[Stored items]
** Start **
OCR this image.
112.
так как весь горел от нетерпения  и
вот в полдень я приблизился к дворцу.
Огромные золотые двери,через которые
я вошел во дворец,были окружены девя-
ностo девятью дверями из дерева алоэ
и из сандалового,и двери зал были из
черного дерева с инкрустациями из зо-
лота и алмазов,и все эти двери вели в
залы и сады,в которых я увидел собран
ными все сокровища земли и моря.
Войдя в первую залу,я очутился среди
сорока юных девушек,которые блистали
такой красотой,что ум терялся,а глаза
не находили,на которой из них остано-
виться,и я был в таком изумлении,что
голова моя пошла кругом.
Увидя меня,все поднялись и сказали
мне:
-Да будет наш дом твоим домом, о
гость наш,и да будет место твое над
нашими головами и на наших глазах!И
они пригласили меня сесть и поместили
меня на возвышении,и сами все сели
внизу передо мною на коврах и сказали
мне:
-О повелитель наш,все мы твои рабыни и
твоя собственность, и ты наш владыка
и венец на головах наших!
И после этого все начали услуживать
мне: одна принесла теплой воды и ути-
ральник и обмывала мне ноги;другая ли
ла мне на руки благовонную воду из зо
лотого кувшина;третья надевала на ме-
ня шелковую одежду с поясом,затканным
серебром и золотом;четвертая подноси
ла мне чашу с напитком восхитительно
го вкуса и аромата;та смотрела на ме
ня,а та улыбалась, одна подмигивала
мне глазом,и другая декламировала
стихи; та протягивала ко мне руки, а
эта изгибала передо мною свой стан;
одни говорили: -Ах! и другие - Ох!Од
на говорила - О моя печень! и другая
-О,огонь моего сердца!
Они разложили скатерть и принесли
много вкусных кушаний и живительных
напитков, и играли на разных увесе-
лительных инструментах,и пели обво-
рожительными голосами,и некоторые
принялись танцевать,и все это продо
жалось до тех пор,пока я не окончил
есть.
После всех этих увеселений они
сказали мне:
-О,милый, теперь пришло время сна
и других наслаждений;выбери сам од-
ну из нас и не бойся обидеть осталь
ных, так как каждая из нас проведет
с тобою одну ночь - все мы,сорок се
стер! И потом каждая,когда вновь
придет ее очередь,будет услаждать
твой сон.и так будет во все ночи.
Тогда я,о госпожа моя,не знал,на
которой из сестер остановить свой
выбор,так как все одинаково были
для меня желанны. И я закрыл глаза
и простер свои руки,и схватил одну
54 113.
** End **
Look through the records above and report how many lines hold the word "одна", giving only the number.

THE RESPONSE: 2